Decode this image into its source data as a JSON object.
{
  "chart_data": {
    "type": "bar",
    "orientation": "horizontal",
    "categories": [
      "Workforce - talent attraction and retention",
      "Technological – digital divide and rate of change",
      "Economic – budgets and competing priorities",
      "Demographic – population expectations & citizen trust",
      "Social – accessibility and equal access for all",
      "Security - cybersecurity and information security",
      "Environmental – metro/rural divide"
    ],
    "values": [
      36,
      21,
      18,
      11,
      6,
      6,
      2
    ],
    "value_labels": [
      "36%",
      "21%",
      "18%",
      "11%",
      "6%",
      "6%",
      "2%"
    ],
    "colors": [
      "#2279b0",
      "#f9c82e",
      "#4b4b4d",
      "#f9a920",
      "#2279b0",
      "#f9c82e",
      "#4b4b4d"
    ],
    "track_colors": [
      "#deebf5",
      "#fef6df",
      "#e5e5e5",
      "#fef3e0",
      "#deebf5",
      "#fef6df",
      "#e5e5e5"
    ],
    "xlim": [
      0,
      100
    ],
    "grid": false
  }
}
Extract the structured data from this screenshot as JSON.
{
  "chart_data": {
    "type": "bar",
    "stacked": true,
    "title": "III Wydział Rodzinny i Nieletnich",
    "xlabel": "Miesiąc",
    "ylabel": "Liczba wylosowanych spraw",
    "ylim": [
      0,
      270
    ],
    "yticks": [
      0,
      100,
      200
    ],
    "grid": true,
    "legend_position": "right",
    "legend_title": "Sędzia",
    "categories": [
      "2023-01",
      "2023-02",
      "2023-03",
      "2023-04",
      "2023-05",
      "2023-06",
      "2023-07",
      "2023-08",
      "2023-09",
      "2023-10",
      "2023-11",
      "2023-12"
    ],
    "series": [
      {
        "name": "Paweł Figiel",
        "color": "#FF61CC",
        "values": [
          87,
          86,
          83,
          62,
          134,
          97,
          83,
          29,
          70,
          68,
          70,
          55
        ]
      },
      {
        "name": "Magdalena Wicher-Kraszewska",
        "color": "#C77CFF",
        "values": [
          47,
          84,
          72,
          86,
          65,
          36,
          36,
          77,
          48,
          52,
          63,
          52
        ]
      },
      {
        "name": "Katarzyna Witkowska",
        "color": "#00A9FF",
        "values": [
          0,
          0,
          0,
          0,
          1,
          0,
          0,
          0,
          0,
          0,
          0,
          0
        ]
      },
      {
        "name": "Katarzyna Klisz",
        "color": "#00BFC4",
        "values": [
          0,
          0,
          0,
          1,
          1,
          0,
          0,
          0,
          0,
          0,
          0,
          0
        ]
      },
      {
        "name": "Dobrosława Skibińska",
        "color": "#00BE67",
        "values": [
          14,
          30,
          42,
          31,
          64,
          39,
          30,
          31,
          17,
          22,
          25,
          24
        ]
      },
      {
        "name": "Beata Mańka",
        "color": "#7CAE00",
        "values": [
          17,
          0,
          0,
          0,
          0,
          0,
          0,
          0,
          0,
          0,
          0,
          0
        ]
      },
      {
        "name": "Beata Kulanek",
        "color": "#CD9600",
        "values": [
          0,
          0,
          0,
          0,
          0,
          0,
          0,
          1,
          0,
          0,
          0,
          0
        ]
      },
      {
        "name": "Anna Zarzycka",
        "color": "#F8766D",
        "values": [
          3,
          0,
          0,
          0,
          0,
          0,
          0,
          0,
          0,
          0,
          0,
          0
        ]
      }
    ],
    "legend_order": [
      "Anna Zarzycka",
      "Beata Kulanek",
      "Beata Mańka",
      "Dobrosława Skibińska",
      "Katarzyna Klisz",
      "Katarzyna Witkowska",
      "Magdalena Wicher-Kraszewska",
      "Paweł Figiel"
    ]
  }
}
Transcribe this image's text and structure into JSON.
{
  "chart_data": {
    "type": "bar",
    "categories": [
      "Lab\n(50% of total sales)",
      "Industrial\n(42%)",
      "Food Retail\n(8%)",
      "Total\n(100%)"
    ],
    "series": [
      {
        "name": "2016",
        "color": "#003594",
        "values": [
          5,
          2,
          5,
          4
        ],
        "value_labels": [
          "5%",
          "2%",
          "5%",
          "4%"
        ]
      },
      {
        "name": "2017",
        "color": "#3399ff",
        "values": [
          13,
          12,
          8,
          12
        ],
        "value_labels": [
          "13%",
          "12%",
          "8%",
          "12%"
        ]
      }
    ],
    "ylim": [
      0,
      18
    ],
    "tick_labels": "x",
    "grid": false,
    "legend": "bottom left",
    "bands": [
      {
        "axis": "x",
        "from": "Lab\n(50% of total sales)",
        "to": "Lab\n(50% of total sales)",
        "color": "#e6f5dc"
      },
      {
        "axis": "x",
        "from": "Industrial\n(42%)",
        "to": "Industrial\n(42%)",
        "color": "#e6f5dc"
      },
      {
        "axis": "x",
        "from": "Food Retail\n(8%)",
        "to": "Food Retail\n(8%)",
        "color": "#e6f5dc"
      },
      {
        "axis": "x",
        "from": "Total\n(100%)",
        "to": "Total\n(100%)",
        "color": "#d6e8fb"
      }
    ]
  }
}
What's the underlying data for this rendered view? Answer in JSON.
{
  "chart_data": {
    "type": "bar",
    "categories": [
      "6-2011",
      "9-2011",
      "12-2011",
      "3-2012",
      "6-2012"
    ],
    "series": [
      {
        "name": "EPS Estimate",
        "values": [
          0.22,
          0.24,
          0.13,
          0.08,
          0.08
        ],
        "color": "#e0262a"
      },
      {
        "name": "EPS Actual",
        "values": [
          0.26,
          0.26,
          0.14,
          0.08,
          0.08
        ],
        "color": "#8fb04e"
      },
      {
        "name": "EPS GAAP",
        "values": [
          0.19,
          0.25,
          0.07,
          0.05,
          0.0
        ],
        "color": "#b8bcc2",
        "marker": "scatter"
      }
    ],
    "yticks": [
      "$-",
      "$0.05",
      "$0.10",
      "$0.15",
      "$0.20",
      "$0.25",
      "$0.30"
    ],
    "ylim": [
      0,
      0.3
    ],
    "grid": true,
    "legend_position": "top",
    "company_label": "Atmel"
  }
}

## Problem description:
Search the records for the word "JSON", then list every line that has it.

## Solution below:
Decode this image into its source data as a JSON object.
Extract the structured data from this screenshot as JSON.
Transcribe this image's text and structure into JSON.
What's the underlying data for this rendered view? Answer in JSON.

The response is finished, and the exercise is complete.